DATA EXCERPTS
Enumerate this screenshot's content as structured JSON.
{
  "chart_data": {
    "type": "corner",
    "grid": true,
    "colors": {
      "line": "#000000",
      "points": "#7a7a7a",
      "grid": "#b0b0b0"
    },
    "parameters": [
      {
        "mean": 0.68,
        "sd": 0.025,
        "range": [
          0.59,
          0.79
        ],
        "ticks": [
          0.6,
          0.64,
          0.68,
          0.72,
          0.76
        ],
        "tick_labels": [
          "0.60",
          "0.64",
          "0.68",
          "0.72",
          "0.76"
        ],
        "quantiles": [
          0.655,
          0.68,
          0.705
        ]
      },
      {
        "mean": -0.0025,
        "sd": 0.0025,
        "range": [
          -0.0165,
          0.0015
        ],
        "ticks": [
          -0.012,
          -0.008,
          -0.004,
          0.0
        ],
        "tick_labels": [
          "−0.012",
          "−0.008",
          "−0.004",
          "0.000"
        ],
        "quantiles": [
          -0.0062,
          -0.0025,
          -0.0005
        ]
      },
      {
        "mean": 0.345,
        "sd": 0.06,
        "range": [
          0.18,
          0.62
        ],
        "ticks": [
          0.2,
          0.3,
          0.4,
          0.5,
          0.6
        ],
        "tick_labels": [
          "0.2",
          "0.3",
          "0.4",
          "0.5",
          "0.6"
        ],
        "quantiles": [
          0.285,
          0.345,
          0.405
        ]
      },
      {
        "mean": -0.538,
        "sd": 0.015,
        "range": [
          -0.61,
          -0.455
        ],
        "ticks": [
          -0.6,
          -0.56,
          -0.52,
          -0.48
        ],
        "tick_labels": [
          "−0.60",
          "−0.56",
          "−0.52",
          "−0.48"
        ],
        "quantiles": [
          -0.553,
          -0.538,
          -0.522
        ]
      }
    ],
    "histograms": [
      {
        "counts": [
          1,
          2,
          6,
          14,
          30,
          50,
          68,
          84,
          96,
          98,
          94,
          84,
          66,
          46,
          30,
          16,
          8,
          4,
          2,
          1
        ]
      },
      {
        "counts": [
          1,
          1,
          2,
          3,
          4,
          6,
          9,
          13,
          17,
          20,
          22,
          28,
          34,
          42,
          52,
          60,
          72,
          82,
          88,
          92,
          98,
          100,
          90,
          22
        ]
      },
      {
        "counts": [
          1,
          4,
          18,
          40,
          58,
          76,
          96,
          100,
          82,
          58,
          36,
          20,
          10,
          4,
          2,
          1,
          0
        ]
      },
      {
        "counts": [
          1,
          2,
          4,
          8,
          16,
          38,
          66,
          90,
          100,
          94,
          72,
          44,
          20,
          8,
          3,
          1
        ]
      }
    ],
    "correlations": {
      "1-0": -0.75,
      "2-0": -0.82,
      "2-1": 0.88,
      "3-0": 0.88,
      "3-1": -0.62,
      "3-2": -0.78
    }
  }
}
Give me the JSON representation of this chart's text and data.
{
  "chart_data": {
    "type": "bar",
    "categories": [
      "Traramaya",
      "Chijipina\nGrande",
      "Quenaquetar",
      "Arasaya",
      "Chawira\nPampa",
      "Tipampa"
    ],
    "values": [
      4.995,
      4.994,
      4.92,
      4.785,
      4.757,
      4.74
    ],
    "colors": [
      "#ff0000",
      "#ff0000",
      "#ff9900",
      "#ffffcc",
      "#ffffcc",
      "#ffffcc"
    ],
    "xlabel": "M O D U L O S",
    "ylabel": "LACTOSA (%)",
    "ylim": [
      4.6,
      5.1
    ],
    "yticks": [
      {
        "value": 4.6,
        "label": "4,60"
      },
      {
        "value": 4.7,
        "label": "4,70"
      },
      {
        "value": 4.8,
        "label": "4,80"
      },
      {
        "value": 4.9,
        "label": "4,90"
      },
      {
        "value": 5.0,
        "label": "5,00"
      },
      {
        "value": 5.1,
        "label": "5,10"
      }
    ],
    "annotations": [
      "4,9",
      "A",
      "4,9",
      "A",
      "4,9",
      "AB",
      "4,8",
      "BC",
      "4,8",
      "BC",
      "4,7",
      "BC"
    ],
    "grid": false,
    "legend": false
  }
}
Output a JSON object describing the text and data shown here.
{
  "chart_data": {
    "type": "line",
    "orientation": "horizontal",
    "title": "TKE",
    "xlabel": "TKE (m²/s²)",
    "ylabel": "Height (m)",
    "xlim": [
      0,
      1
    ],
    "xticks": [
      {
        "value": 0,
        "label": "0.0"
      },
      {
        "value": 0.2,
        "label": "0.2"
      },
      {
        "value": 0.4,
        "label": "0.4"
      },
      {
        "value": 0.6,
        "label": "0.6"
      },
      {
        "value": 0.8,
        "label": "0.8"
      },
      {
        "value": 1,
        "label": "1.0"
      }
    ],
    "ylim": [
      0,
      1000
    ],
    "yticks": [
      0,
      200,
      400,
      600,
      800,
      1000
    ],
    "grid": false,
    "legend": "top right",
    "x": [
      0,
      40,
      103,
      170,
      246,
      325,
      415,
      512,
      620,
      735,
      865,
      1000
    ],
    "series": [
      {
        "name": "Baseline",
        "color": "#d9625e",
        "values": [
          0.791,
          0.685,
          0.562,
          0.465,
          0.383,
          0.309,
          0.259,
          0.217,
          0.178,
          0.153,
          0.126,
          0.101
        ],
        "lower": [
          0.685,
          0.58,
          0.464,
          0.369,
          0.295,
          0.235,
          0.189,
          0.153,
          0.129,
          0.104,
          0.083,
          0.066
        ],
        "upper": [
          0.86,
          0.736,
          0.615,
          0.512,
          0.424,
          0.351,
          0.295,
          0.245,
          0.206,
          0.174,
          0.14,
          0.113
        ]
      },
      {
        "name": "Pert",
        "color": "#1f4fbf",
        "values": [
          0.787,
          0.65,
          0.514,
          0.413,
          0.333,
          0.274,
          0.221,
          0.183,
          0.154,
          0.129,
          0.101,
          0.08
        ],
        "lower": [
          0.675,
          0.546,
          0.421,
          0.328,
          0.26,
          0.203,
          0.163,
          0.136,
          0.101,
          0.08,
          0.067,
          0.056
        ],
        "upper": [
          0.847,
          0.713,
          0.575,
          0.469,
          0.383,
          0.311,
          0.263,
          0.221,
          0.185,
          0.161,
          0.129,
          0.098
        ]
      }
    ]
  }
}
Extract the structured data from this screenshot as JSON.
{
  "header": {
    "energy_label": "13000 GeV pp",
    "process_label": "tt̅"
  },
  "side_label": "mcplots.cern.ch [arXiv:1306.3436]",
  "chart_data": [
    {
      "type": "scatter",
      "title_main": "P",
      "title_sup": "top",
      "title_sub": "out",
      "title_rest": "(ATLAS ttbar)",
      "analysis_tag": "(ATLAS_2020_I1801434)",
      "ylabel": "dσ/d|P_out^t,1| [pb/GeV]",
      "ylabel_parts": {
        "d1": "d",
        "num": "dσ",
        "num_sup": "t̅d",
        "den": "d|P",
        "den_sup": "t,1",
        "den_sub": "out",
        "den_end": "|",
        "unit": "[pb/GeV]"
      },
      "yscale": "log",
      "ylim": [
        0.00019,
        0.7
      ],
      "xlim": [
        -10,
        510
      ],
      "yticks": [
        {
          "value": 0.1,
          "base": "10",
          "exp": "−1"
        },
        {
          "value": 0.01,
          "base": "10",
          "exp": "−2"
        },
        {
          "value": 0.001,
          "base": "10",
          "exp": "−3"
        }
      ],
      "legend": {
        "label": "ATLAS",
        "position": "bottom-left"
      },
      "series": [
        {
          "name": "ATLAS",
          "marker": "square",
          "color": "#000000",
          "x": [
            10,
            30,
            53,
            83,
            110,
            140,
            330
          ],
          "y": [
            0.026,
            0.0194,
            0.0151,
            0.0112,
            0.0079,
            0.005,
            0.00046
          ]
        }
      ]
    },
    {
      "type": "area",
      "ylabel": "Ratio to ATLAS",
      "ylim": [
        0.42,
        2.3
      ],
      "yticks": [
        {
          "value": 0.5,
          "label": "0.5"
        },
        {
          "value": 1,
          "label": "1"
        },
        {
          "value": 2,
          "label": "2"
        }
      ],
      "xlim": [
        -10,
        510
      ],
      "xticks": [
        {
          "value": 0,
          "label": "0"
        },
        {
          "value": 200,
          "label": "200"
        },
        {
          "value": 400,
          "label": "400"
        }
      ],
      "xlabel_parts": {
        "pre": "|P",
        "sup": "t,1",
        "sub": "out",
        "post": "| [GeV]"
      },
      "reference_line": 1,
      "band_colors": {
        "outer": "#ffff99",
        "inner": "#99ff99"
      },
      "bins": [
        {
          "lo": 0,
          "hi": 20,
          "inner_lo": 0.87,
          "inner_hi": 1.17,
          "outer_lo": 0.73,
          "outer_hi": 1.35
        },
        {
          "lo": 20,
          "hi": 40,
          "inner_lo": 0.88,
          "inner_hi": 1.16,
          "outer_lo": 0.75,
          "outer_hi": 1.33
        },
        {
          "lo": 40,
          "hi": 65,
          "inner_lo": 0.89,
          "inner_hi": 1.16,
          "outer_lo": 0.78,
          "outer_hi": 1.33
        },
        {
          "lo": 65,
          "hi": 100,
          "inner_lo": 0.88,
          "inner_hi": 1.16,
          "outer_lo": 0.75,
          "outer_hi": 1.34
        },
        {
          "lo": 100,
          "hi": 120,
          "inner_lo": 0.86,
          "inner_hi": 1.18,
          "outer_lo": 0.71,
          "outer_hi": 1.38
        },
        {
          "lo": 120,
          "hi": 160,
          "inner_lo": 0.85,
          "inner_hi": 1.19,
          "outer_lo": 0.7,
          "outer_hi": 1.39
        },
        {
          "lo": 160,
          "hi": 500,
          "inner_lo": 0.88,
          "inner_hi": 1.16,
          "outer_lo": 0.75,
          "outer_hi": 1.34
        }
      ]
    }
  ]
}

THE EXERCISE
List the lines of the entries that include "mean".

ANSWER TO THE PROBLEM
        "mean": 0.68,
        "mean": -0.0025,
        "mean": 0.345,
        "mean": -0.538,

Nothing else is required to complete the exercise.